++++ PROVIDED RECORDS ++++

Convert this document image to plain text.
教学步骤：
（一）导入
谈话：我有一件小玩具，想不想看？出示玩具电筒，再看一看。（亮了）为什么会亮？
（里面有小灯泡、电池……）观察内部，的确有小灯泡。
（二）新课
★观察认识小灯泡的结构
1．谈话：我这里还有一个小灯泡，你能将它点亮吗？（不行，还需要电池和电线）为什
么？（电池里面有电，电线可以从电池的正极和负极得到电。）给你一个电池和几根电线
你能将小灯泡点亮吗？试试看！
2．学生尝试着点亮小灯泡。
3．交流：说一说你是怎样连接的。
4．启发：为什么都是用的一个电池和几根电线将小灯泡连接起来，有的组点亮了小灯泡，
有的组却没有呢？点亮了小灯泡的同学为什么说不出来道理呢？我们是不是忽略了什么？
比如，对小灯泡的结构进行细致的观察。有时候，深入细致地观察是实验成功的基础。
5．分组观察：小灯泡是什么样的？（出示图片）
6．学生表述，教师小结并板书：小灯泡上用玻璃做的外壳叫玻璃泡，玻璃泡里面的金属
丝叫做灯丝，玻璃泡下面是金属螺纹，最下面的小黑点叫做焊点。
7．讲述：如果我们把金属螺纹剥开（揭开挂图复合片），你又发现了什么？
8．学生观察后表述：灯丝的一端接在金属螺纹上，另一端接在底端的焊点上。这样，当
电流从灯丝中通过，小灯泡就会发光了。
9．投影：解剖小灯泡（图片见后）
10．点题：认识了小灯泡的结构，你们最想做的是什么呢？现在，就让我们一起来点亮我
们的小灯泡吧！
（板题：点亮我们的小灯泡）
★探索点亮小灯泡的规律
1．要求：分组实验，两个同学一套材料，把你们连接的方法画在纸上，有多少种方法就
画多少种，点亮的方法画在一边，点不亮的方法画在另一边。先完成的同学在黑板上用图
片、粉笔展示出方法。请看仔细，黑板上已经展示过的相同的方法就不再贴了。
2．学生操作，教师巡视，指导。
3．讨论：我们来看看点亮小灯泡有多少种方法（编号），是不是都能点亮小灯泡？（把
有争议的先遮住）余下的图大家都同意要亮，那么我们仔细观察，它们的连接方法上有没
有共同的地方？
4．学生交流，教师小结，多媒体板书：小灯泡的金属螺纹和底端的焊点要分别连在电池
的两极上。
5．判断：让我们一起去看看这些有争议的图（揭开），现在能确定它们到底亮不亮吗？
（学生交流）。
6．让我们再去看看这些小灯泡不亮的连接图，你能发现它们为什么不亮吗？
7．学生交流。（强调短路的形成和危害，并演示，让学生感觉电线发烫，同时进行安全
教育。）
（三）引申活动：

++++

# DIRECTIVE
Locate and copy each line in the data above that includes the word "学生交流".

# SOLUTION TO THIS TASK
4．学生交流，教师小结，多媒体板书：小灯泡的金属螺纹和底端的焊点要分别连在电池
（学生交流）。
7．学生交流。（强调短路的形成和危害，并演示，让学生感觉电线发烫，同时进行安全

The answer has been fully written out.